== Provided data ==
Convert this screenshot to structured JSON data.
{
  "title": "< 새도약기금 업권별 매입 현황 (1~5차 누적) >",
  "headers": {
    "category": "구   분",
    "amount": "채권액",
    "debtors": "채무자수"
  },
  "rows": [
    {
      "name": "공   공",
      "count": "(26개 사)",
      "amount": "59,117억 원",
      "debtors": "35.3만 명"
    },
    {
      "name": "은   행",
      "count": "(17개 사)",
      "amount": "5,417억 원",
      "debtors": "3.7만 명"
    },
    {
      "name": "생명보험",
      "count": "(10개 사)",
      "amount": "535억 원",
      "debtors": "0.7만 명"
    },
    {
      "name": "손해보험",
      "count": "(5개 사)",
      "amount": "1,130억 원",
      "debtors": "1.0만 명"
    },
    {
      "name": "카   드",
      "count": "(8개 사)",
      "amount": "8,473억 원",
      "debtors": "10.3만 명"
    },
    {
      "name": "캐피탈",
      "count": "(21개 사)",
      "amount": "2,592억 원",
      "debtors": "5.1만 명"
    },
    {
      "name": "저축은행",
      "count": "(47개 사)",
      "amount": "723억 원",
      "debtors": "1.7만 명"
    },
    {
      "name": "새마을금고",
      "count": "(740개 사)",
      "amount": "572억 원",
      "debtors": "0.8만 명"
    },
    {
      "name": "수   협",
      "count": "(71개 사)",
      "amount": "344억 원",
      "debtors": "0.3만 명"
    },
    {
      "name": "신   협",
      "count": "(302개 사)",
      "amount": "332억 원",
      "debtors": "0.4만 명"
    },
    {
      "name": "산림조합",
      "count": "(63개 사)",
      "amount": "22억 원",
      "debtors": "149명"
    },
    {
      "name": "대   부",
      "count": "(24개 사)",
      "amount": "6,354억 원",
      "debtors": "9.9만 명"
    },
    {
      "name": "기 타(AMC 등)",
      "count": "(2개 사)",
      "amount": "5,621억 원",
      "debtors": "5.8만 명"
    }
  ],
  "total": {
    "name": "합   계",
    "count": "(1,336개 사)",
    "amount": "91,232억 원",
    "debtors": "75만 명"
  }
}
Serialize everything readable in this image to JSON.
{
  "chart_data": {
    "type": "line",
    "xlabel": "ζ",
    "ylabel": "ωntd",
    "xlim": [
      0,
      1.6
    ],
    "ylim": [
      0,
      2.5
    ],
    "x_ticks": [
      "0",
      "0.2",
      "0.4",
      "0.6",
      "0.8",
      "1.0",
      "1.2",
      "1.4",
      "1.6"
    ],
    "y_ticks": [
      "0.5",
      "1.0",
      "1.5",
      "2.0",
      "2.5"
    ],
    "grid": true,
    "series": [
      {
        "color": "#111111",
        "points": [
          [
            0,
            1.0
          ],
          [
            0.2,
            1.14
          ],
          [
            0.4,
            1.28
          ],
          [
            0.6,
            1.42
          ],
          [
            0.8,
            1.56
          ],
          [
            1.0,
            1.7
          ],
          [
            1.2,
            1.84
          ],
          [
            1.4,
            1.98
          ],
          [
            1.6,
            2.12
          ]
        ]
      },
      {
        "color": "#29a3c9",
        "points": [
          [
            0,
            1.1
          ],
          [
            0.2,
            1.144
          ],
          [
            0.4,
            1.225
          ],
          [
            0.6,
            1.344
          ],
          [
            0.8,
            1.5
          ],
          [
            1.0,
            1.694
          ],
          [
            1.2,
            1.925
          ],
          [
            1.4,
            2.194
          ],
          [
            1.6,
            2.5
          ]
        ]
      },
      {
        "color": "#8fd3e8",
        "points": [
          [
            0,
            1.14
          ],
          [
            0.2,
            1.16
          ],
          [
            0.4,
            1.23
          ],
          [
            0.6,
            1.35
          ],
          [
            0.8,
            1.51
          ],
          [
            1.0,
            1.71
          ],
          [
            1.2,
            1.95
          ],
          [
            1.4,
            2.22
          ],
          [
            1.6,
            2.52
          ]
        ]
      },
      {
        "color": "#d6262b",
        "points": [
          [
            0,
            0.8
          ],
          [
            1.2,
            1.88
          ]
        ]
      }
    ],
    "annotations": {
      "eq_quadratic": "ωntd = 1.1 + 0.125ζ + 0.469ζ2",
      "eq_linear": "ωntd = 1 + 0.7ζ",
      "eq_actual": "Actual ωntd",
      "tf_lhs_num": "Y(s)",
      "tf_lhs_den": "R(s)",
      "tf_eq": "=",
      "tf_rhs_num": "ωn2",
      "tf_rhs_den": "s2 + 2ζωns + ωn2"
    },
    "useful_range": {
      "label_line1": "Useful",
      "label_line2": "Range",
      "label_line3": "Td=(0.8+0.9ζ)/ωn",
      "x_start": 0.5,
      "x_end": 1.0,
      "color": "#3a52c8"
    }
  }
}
===
Your task:
Please reproduce each line exactly as written.

Correct response:
Convert this screenshot to structured JSON data.
{
  "title": "< 새도약기금 업권별 매입 현황 (1~5차 누적) >",
  "headers": {
    "category": "구   분",
    "amount": "채권액",
    "debtors": "채무자수"
  },
  "rows": [
    {
      "name": "공   공",
      "count": "(26개 사)",
      "amount": "59,117억 원",
      "debtors": "35.3만 명"
    },
    {
      "name": "은   행",
      "count": "(17개 사)",
      "amount": "5,417억 원",
      "debtors": "3.7만 명"
    },
    {
      "name": "생명보험",
      "count": "(10개 사)",
      "amount": "535억 원",
      "debtors": "0.7만 명"
    },
    {
      "name": "손해보험",
      "count": "(5개 사)",
      "amount": "1,130억 원",
      "debtors": "1.0만 명"
    },
    {
      "name": "카   드",
      "count": "(8개 사)",
      "amount": "8,473억 원",
      "debtors": "10.3만 명"
    },
    {
      "name": "캐피탈",
      "count": "(21개 사)",
      "amount": "2,592억 원",
      "debtors": "5.1만 명"
    },
    {
      "name": "저축은행",
      "count": "(47개 사)",
      "amount": "723억 원",
      "debtors": "1.7만 명"
    },
    {
      "name": "새마을금고",
      "count": "(740개 사)",
      "amount": "572억 원",
      "debtors": "0.8만 명"
    },
    {
      "name": "수   협",
      "count": "(71개 사)",
      "amount": "344억 원",
      "debtors": "0.3만 명"
    },
    {
      "name": "신   협",
      "count": "(302개 사)",
      "amount": "332억 원",
      "debtors": "0.4만 명"
    },
    {
      "name": "산림조합",
      "count": "(63개 사)",
      "amount": "22억 원",
      "debtors": "149명"
    },
    {
      "name": "대   부",
      "count": "(24개 사)",
      "amount": "6,354억 원",
      "debtors": "9.9만 명"
    },
    {
      "name": "기 타(AMC 등)",
      "count": "(2개 사)",
      "amount": "5,621억 원",
      "debtors": "5.8만 명"
    }
  ],
  "total": {
    "name": "합   계",
    "count": "(1,336개 사)",
    "amount": "91,232억 원",
    "debtors": "75만 명"
  }
}
Serialize everything readable in this image to JSON.
{
  "chart_data": {
    "type": "line",
    "xlabel": "ζ",
    "ylabel": "ωntd",
    "xlim": [
      0,
      1.6
    ],
    "ylim": [
      0,
      2.5
    ],
    "x_ticks": [
      "0",
      "0.2",
      "0.4",
      "0.6",
      "0.8",
      "1.0",
      "1.2",
      "1.4",
      "1.6"
    ],
    "y_ticks": [
      "0.5",
      "1.0",
      "1.5",
      "2.0",
      "2.5"
    ],
    "grid": true,
    "series": [
      {
        "color": "#111111",
        "points": [
          [
            0,
            1.0
          ],
          [
            0.2,
            1.14
          ],
          [
            0.4,
            1.28
          ],
          [
            0.6,
            1.42
          ],
          [
            0.8,
            1.56
          ],
          [
            1.0,
            1.7
          ],
          [
            1.2,
            1.84
          ],
          [
            1.4,
            1.98
          ],
          [
            1.6,
            2.12
          ]
        ]
      },
      {
        "color": "#29a3c9",
        "points": [
          [
            0,
            1.1
          ],
          [
            0.2,
            1.144
          ],
          [
            0.4,
            1.225
          ],
          [
            0.6,
            1.344
          ],
          [
            0.8,
            1.5
          ],
          [
            1.0,
            1.694
          ],
          [
            1.2,
            1.925
          ],
          [
            1.4,
            2.194
          ],
          [
            1.6,
            2.5
          ]
        ]
      },
      {
        "color": "#8fd3e8",
        "points": [
          [
            0,
            1.14
          ],
          [
            0.2,
            1.16
          ],
          [
            0.4,
            1.23
          ],
          [
            0.6,
            1.35
          ],
          [
            0.8,
            1.51
          ],
          [
            1.0,
            1.71
          ],
          [
            1.2,
            1.95
          ],
          [
            1.4,
            2.22
          ],
          [
            1.6,
            2.52
          ]
        ]
      },
      {
        "color": "#d6262b",
        "points": [
          [
            0,
            0.8
          ],
          [
            1.2,
            1.88
          ]
        ]
      }
    ],
    "annotations": {
      "eq_quadratic": "ωntd = 1.1 + 0.125ζ + 0.469ζ2",
      "eq_linear": "ωntd = 1 + 0.7ζ",
      "eq_actual": "Actual ωntd",
      "tf_lhs_num": "Y(s)",
      "tf_lhs_den": "R(s)",
      "tf_eq": "=",
      "tf_rhs_num": "ωn2",
      "tf_rhs_den": "s2 + 2ζωns + ωn2"
    },
    "useful_range": {
      "label_line1": "Useful",
      "label_line2": "Range",
      "label_line3": "Td=(0.8+0.9ζ)/ωn",
      "x_start": 0.5,
      "x_end": 1.0,
      "color": "#3a52c8"
    }
  }
}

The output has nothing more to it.